PROBLEM TO SOLVE: Output only the span of lines that begins at the line containing "Give me a plain-text" and ends at the last line of the data, both included, exactly as they appear.

Stored records:

Begin

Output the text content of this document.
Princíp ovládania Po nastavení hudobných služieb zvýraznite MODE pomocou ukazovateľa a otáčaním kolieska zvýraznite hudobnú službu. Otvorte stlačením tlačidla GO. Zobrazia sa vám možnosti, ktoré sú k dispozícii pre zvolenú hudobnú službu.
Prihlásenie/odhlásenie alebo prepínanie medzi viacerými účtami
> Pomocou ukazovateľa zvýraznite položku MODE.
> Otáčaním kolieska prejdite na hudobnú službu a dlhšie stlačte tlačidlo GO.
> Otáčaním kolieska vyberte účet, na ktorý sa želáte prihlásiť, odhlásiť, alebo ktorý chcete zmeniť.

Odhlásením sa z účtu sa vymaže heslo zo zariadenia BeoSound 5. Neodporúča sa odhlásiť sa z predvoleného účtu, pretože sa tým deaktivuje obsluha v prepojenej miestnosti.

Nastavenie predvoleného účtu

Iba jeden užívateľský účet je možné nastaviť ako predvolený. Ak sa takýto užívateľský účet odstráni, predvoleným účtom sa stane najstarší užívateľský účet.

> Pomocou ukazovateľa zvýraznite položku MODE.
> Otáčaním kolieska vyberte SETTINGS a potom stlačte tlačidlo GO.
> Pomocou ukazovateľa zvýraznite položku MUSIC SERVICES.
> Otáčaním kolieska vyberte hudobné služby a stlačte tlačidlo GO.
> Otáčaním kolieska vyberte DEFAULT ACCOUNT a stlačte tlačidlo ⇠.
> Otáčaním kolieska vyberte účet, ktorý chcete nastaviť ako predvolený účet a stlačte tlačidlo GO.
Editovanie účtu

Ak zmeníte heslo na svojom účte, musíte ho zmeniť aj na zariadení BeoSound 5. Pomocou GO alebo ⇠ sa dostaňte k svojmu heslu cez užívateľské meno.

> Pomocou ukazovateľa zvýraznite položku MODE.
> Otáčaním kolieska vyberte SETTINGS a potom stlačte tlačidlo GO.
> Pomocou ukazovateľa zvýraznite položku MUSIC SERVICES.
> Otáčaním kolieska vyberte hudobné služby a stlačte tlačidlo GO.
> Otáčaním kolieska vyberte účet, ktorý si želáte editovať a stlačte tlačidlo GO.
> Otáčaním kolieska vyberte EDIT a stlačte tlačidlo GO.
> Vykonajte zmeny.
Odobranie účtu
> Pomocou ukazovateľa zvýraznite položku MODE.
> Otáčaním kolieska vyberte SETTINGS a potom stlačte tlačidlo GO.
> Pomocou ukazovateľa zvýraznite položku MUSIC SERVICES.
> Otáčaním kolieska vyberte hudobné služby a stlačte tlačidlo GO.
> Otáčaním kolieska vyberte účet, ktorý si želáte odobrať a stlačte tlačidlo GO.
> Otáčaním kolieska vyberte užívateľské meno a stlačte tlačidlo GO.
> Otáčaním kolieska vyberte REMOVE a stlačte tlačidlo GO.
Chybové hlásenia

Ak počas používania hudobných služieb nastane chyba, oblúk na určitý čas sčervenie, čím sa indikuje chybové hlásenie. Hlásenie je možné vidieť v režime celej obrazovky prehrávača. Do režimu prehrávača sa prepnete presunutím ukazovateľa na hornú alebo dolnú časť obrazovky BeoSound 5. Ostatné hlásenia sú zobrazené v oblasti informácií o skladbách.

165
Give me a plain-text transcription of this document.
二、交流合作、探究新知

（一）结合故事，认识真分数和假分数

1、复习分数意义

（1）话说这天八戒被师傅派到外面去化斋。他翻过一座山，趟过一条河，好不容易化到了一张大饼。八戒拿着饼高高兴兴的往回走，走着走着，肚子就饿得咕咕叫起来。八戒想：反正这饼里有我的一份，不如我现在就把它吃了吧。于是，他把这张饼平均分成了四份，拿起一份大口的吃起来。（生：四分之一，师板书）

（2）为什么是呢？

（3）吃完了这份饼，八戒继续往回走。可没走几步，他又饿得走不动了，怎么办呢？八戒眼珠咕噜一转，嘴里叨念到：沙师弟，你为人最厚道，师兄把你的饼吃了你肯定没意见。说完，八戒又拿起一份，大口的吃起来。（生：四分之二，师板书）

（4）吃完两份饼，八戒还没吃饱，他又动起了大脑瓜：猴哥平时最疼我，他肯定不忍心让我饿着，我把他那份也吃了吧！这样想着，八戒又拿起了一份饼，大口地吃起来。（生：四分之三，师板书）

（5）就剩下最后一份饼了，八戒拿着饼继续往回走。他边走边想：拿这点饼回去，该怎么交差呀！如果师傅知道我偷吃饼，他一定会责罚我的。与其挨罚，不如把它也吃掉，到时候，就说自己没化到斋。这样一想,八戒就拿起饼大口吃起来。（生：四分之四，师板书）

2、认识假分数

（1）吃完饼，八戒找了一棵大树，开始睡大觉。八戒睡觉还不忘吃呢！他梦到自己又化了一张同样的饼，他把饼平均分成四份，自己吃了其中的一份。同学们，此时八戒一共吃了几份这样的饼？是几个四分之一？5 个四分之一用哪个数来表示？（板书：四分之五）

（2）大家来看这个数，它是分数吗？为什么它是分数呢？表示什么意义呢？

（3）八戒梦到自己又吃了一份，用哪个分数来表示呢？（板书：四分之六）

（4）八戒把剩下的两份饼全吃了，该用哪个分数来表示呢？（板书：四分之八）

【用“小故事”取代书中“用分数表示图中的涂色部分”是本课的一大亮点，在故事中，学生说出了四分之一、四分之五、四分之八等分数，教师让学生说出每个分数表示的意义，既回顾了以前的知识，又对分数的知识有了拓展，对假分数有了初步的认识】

End

FULL ANSWER:
Give me a plain-text transcription of this document.
二、交流合作、探究新知

（一）结合故事，认识真分数和假分数

1、复习分数意义

（1）话说这天八戒被师傅派到外面去化斋。他翻过一座山，趟过一条河，好不容易化到了一张大饼。八戒拿着饼高高兴兴的往回走，走着走着，肚子就饿得咕咕叫起来。八戒想：反正这饼里有我的一份，不如我现在就把它吃了吧。于是，他把这张饼平均分成了四份，拿起一份大口的吃起来。（生：四分之一，师板书）

（2）为什么是呢？

（3）吃完了这份饼，八戒继续往回走。可没走几步，他又饿得走不动了，怎么办呢？八戒眼珠咕噜一转，嘴里叨念到：沙师弟，你为人最厚道，师兄把你的饼吃了你肯定没意见。说完，八戒又拿起一份，大口的吃起来。（生：四分之二，师板书）

（4）吃完两份饼，八戒还没吃饱，他又动起了大脑瓜：猴哥平时最疼我，他肯定不忍心让我饿着，我把他那份也吃了吧！这样想着，八戒又拿起了一份饼，大口地吃起来。（生：四分之三，师板书）

（5）就剩下最后一份饼了，八戒拿着饼继续往回走。他边走边想：拿这点饼回去，该怎么交差呀！如果师傅知道我偷吃饼，他一定会责罚我的。与其挨罚，不如把它也吃掉，到时候，就说自己没化到斋。这样一想,八戒就拿起饼大口吃起来。（生：四分之四，师板书）

2、认识假分数

（1）吃完饼，八戒找了一棵大树，开始睡大觉。八戒睡觉还不忘吃呢！他梦到自己又化了一张同样的饼，他把饼平均分成四份，自己吃了其中的一份。同学们，此时八戒一共吃了几份这样的饼？是几个四分之一？5 个四分之一用哪个数来表示？（板书：四分之五）

（2）大家来看这个数，它是分数吗？为什么它是分数呢？表示什么意义呢？

（3）八戒梦到自己又吃了一份，用哪个分数来表示呢？（板书：四分之六）

（4）八戒把剩下的两份饼全吃了，该用哪个分数来表示呢？（板书：四分之八）

【用“小故事”取代书中“用分数表示图中的涂色部分”是本课的一大亮点，在故事中，学生说出了四分之一、四分之五、四分之八等分数，教师让学生说出每个分数表示的意义，既回顾了以前的知识，又对分数的知识有了拓展，对假分数有了初步的认识】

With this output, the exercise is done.